● **What you have to do**
Set the listing down again exactly, please, apart from its pictures.

● **Excerpted records**
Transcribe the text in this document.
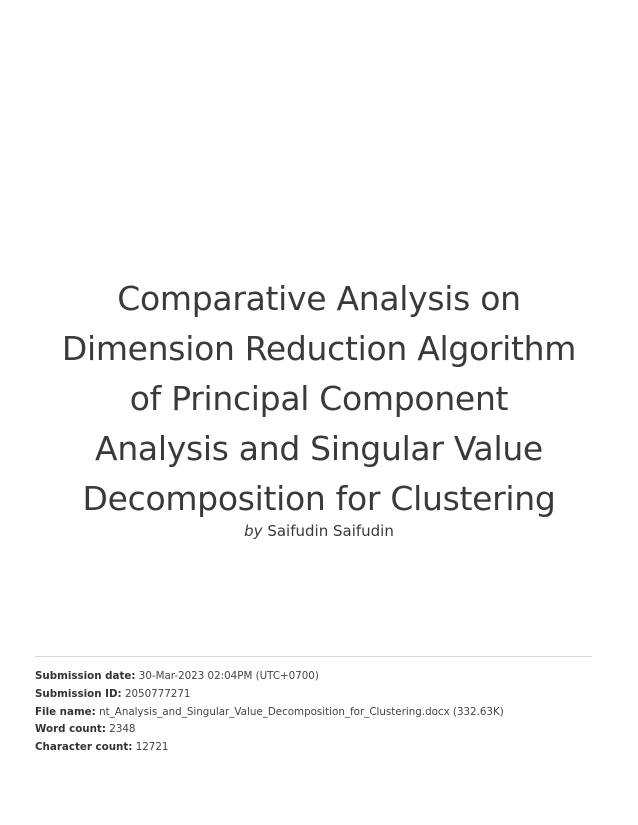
Comparative Analysis on
Dimension Reduction Algorithm
of Principal Component
Analysis and Singular Value
Decomposition for Clustering
by Saifudin Saifudin
Submission date: 30-Mar-2023 02:04PM (UTC+0700)
Submission ID: 2050777271
File name: nt_Analysis_and_Singular_Value_Decomposition_for_Clustering.docx (332.63K)
Word count: 2348
Character count: 12721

● **Result for this exercise**
Transcribe the text in this document.
Comparative Analysis on
Dimension Reduction Algorithm
of Principal Component
Analysis and Singular Value
Decomposition for Clustering
by Saifudin Saifudin
Submission date: 30-Mar-2023 02:04PM (UTC+0700)
Submission ID: 2050777271
File name: nt_Analysis_and_Singular_Value_Decomposition_for_Clustering.docx (332.63K)
Word count: 2348
Character count: 12721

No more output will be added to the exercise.